---------- Data to process ----------

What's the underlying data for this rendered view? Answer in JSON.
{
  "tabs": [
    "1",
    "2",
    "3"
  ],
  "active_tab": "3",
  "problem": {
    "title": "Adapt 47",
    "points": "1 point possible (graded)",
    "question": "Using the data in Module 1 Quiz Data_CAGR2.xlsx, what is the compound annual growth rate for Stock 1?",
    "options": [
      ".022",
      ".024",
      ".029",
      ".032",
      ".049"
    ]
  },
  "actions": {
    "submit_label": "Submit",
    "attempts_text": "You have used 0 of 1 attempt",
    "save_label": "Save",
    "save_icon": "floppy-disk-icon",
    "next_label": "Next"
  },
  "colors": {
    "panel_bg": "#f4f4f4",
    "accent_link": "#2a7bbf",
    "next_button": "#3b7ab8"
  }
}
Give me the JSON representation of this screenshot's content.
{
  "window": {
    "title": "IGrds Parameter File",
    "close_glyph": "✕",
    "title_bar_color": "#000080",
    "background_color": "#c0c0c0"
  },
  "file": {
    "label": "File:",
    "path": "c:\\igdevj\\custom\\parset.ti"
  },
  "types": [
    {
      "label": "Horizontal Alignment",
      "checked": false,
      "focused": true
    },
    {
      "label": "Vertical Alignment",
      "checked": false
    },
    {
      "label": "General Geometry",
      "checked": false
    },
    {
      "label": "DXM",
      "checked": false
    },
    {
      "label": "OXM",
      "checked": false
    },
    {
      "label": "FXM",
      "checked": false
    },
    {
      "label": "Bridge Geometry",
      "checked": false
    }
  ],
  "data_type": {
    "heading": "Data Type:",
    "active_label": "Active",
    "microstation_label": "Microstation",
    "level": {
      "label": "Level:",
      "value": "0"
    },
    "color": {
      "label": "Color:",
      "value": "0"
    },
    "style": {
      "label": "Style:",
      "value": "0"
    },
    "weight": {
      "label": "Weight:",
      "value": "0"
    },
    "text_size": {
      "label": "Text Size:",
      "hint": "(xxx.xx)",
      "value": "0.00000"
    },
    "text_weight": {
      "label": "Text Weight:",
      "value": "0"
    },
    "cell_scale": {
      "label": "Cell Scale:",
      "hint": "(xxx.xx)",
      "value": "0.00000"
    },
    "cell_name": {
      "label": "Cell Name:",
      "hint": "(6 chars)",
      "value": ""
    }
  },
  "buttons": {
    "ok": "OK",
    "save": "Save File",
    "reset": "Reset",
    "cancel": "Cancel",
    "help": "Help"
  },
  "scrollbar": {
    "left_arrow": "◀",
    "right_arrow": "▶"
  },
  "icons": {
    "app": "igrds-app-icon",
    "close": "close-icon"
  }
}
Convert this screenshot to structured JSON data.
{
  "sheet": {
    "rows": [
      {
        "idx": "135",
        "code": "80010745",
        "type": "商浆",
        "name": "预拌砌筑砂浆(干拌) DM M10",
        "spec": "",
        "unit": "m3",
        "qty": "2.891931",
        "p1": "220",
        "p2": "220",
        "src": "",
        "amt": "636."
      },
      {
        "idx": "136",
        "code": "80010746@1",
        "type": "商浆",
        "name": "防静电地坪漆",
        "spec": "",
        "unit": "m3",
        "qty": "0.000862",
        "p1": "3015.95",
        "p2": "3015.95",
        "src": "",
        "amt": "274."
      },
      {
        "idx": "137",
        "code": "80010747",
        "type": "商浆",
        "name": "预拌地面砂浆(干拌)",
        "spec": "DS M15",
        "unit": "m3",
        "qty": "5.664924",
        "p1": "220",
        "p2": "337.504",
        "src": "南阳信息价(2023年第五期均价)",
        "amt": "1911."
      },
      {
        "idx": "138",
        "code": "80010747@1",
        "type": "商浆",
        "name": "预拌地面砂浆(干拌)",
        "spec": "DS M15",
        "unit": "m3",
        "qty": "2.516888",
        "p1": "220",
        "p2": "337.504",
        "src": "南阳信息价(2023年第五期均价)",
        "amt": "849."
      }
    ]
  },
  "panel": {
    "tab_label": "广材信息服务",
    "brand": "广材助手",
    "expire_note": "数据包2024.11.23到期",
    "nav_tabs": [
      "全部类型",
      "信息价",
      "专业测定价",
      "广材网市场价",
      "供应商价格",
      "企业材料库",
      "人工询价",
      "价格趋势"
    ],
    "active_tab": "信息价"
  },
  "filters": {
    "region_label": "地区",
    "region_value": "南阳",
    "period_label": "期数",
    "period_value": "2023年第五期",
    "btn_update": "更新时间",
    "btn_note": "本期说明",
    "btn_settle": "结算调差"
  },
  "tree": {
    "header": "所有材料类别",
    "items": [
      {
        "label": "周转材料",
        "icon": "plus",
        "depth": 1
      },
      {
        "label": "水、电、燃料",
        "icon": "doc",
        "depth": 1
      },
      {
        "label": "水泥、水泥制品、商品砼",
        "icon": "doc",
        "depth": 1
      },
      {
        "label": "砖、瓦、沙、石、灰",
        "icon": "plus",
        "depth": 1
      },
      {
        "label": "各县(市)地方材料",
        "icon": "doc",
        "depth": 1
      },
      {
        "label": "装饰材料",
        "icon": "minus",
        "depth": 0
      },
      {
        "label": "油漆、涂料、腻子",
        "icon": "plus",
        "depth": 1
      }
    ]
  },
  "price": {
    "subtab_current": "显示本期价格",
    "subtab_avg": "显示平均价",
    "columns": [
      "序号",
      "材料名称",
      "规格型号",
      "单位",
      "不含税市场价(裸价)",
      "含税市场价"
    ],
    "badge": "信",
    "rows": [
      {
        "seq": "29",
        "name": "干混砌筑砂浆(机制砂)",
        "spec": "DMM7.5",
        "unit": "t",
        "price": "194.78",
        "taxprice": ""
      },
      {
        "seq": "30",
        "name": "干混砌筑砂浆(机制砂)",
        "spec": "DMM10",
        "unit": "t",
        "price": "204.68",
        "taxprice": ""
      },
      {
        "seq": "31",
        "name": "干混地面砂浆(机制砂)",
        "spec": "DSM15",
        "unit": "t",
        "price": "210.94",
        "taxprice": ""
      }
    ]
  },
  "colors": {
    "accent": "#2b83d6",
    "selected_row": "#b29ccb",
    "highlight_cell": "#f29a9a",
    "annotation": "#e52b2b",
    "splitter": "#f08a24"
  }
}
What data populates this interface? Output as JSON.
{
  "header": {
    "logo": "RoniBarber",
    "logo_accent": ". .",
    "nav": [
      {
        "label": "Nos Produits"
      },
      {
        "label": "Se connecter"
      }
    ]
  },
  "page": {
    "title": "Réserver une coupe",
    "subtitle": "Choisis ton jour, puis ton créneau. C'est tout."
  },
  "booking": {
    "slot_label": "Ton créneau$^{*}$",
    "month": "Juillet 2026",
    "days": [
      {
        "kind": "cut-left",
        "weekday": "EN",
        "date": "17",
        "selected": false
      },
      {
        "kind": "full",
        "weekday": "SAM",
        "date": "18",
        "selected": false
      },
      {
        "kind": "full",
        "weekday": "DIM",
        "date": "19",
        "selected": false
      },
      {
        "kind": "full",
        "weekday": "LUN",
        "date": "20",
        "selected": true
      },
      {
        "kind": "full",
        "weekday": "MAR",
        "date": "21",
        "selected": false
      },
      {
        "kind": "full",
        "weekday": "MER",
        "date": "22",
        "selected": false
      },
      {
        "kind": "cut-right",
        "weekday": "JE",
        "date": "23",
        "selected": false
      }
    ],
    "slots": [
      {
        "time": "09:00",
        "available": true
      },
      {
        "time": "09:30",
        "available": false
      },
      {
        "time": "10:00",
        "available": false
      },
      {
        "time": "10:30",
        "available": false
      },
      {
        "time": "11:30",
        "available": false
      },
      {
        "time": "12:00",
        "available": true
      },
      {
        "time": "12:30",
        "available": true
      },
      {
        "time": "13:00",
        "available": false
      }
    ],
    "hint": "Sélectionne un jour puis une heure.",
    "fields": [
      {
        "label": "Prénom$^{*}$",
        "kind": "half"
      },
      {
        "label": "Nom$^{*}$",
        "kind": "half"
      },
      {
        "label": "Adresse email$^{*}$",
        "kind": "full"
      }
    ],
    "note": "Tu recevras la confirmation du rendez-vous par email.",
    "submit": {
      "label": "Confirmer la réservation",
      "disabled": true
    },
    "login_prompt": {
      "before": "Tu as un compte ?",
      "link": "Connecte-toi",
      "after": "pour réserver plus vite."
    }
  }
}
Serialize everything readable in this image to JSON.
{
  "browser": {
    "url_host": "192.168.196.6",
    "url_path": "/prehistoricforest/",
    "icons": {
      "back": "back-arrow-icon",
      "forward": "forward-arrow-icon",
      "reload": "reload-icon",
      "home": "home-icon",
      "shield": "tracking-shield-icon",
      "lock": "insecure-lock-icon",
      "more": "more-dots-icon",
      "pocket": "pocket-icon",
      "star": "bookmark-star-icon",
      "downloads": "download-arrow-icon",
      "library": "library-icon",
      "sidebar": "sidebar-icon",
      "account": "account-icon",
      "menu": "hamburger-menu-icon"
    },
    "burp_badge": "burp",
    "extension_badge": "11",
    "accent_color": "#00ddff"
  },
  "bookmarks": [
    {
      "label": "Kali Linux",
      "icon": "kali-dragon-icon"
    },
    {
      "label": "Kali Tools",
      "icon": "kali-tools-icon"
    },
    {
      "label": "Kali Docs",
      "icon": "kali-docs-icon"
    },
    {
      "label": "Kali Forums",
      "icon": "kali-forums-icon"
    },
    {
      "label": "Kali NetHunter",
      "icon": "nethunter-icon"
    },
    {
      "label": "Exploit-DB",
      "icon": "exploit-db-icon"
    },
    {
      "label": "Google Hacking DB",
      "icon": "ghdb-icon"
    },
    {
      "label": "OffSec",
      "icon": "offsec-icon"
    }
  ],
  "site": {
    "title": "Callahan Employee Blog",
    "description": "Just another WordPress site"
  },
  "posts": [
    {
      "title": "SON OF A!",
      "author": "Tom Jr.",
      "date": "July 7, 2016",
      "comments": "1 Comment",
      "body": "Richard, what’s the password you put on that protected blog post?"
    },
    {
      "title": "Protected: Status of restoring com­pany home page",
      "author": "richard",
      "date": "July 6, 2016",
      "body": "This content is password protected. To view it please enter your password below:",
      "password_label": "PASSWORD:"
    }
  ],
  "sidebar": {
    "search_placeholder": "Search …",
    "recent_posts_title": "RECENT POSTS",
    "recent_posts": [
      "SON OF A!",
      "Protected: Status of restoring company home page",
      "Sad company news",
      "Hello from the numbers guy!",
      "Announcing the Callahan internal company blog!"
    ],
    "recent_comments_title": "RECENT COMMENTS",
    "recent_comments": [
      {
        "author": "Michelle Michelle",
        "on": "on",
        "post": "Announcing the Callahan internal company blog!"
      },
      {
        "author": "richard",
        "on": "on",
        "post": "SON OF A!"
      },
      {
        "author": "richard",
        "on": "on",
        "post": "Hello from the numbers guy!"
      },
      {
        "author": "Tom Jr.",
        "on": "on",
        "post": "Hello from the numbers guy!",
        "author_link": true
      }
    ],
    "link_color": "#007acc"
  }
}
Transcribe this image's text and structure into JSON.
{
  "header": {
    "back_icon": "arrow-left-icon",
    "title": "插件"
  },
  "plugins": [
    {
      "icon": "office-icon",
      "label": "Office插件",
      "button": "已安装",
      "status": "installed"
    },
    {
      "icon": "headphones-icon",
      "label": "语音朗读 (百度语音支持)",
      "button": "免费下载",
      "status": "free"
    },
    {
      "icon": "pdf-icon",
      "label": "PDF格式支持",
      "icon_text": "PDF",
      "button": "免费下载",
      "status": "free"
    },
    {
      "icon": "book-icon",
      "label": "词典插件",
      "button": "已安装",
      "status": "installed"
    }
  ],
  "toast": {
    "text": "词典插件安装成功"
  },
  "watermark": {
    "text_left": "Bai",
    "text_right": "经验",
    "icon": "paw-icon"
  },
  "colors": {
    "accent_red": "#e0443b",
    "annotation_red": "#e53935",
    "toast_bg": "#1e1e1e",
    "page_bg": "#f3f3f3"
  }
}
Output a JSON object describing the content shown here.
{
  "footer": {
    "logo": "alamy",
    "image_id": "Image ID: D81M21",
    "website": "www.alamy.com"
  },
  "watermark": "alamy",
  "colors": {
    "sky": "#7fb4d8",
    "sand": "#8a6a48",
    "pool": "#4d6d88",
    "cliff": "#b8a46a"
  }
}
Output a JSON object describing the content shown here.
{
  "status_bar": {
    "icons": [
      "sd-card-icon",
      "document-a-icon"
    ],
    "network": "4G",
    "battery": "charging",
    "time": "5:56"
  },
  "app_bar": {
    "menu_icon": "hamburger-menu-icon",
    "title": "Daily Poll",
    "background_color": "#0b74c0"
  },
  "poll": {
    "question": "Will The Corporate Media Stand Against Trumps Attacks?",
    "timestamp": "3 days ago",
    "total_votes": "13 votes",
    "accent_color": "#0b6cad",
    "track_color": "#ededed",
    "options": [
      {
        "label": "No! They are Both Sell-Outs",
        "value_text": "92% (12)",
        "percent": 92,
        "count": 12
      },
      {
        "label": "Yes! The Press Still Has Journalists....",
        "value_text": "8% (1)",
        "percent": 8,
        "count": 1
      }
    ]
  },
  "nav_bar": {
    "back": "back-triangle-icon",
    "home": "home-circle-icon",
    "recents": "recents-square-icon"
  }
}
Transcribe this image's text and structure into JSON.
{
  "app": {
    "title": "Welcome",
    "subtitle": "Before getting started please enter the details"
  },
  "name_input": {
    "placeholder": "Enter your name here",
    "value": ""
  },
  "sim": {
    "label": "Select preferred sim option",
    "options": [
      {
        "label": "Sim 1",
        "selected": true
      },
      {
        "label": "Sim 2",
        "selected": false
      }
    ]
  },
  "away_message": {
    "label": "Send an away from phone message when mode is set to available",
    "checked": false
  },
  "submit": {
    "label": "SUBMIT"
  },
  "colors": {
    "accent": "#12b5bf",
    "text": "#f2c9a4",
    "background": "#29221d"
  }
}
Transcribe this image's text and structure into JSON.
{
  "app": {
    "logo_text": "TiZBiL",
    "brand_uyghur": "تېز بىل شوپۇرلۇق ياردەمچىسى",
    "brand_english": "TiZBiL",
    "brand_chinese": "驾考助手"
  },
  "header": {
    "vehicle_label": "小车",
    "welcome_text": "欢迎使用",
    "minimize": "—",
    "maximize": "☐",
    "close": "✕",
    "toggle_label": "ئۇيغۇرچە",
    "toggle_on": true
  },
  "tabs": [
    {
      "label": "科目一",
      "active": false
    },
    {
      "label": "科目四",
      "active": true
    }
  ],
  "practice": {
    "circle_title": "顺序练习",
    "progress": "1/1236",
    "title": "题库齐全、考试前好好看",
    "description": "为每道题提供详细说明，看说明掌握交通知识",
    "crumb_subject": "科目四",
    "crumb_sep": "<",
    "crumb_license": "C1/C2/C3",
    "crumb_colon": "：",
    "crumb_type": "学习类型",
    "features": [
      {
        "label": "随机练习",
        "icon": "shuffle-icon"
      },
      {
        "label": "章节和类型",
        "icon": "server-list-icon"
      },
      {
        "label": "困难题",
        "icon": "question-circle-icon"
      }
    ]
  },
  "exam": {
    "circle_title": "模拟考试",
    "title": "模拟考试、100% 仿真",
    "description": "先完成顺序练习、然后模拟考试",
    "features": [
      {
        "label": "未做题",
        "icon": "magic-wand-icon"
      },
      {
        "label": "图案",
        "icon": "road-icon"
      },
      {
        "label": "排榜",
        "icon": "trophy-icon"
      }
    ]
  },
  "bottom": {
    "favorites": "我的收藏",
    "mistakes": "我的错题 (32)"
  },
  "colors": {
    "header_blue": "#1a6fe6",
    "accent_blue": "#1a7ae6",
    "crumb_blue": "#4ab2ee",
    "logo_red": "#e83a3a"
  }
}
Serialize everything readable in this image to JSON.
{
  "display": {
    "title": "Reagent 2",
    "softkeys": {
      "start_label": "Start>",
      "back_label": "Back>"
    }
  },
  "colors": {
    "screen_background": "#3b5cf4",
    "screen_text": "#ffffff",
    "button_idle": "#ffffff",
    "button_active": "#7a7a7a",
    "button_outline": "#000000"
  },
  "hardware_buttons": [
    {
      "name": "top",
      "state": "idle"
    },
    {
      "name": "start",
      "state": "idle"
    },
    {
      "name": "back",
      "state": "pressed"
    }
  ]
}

----------

Where a line in the entries holds the word "Geometry", copy that line.

» Written response
      "label": "General Geometry",
      "label": "Bridge Geometry",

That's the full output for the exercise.